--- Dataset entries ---
Start

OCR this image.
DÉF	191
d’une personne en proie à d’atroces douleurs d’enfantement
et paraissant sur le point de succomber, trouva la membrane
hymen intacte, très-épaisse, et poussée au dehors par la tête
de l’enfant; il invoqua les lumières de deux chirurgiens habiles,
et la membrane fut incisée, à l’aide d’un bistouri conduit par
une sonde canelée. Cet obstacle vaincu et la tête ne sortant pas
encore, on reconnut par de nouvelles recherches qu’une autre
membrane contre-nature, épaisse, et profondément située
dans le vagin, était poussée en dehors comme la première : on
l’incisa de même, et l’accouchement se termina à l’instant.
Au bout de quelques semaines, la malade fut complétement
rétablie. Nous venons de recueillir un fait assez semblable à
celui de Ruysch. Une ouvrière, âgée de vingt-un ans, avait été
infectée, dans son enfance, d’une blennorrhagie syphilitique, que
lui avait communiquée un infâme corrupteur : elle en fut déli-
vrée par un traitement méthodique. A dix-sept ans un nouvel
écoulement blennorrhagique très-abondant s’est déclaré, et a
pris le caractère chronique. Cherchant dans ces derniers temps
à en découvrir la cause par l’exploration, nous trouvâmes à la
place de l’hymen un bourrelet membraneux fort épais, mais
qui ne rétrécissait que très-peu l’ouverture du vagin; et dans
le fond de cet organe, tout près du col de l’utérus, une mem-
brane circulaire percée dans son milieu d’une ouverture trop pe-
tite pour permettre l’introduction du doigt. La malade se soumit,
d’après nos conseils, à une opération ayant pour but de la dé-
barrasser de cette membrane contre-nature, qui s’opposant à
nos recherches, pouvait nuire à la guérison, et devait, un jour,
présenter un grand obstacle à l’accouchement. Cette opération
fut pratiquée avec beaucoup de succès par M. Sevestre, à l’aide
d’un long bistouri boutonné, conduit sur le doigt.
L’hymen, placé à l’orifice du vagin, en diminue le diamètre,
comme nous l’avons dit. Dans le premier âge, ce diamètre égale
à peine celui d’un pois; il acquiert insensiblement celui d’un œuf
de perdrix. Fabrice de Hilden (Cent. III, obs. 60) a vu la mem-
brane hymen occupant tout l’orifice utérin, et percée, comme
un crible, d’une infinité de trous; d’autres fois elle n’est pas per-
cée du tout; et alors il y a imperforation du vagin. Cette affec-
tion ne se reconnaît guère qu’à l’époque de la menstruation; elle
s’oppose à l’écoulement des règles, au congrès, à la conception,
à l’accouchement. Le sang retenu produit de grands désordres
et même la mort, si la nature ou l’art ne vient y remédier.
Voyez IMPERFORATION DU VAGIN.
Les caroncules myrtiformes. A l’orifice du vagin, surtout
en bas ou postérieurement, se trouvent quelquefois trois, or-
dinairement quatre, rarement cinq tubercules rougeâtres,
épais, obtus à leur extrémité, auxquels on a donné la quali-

End

--- What is asked ---
Show every line that contains the word "accouchement".

--- Result ---
l’incisa de même, et l’accouchement se termina à l’instant.
présenter un grand obstacle à l’accouchement. Cette opération
à l’accouchement. Le sang retenu produit de grands désordres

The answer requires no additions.